> **WHAT IS ASKED**
Reproduce the lines of the material exactly, excluding every image.

> **INPUT DATA**

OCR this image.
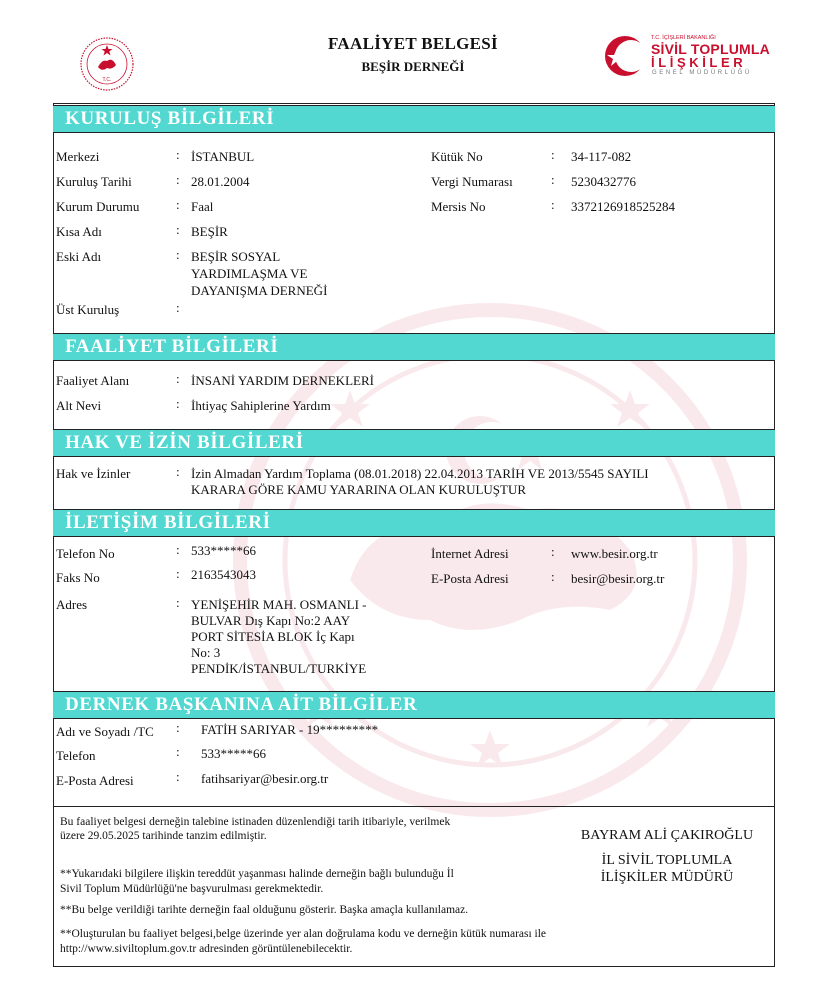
FAALİYET BELGESİ
BEŞİR DERNEĞİ
T.C.
T.C. İÇİŞLERİ BAKANLIĞI
SİVİL TOPLUMLA
İLİŞKİLER
GENEL MÜDÜRLÜĞÜ
KURULUŞ BİLGİLERİ
Merkezi	: İSTANBUL
Kuruluş Tarihi	: 28.01.2004
Kurum Durumu	: Faal
Kısa Adı	: BEŞİR
Eski Adı	: BEŞİR SOSYAL
YARDIMLAŞMA VE
DAYANIŞMA DERNEĞİ
Üst Kuruluş	:
Kütük No	: 34-117-082
Vergi Numarası	: 5230432776
Mersis No	: 3372126918525284
FAALİYET BİLGİLERİ
Faaliyet Alanı	: İNSANİ YARDIM DERNEKLERİ
Alt Nevi	: İhtiyaç Sahiplerine Yardım
HAK VE İZİN BİLGİLERİ
Hak ve İzinler	: İzin Almadan Yardım Toplama (08.01.2018) 22.04.2013 TARİH VE 2013/5545 SAYILI
KARARA GÖRE KAMU YARARINA OLAN KURULUŞTUR
İLETİŞİM BİLGİLERİ
Telefon No	: 533*****66
Faks No	: 2163543043
Adres	: YENİŞEHİR MAH. OSMANLI -
BULVAR Dış Kapı No:2 AAY
PORT SİTESİA BLOK İç Kapı
No: 3
PENDİK/İSTANBUL/TURKİYE
İnternet Adresi	: www.besir.org.tr
E-Posta Adresi	: besir@besir.org.tr
DERNEK BAŞKANINA AİT BİLGİLER
Adı ve Soyadı /TC : FATİH SARIYAR - 19*********
Telefon	: 533*****66
E-Posta Adresi	: fatihsariyar@besir.org.tr
Bu faaliyet belgesi derneğin talebine istinaden düzenlendiği tarih itibariyle, verilmek
üzere 29.05.2025 tarihinde tanzim edilmiştir.
**Yukarıdaki bilgilere ilişkin tereddüt yaşanması halinde derneğin bağlı bulunduğu İl
Sivil Toplum Müdürlüğü'ne başvurulması gerekmektedir.
**Bu belge verildiği tarihte derneğin faal olduğunu gösterir. Başka amaçla kullanılamaz.
**Oluşturulan bu faaliyet belgesi,belge üzerinde yer alan doğrulama kodu ve derneğin kütük numarası ile
http://www.siviltoplum.gov.tr adresinden görüntülenebilecektir.
BAYRAM ALİ ÇAKIROĞLU
İL SİVİL TOPLUMLA
İLİŞKİLER MÜDÜRÜ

> **RESPONSE**
OCR this image.
FAALİYET BELGESİ
BEŞİR DERNEĞİ
T.C.
T.C. İÇİŞLERİ BAKANLIĞI
SİVİL TOPLUMLA
İLİŞKİLER
GENEL MÜDÜRLÜĞÜ
KURULUŞ BİLGİLERİ
Merkezi	: İSTANBUL
Kuruluş Tarihi	: 28.01.2004
Kurum Durumu	: Faal
Kısa Adı	: BEŞİR
Eski Adı	: BEŞİR SOSYAL
YARDIMLAŞMA VE
DAYANIŞMA DERNEĞİ
Üst Kuruluş	:
Kütük No	: 34-117-082
Vergi Numarası	: 5230432776
Mersis No	: 3372126918525284
FAALİYET BİLGİLERİ
Faaliyet Alanı	: İNSANİ YARDIM DERNEKLERİ
Alt Nevi	: İhtiyaç Sahiplerine Yardım
HAK VE İZİN BİLGİLERİ
Hak ve İzinler	: İzin Almadan Yardım Toplama (08.01.2018) 22.04.2013 TARİH VE 2013/5545 SAYILI
KARARA GÖRE KAMU YARARINA OLAN KURULUŞTUR
İLETİŞİM BİLGİLERİ
Telefon No	: 533*****66
Faks No	: 2163543043
Adres	: YENİŞEHİR MAH. OSMANLI -
BULVAR Dış Kapı No:2 AAY
PORT SİTESİA BLOK İç Kapı
No: 3
PENDİK/İSTANBUL/TURKİYE
İnternet Adresi	: www.besir.org.tr
E-Posta Adresi	: besir@besir.org.tr
DERNEK BAŞKANINA AİT BİLGİLER
Adı ve Soyadı /TC : FATİH SARIYAR - 19*********
Telefon	: 533*****66
E-Posta Adresi	: fatihsariyar@besir.org.tr
Bu faaliyet belgesi derneğin talebine istinaden düzenlendiği tarih itibariyle, verilmek
üzere 29.05.2025 tarihinde tanzim edilmiştir.
**Yukarıdaki bilgilere ilişkin tereddüt yaşanması halinde derneğin bağlı bulunduğu İl
Sivil Toplum Müdürlüğü'ne başvurulması gerekmektedir.
**Bu belge verildiği tarihte derneğin faal olduğunu gösterir. Başka amaçla kullanılamaz.
**Oluşturulan bu faaliyet belgesi,belge üzerinde yer alan doğrulama kodu ve derneğin kütük numarası ile
http://www.siviltoplum.gov.tr adresinden görüntülenebilecektir.
BAYRAM ALİ ÇAKIROĞLU
İL SİVİL TOPLUMLA
İLİŞKİLER MÜDÜRÜ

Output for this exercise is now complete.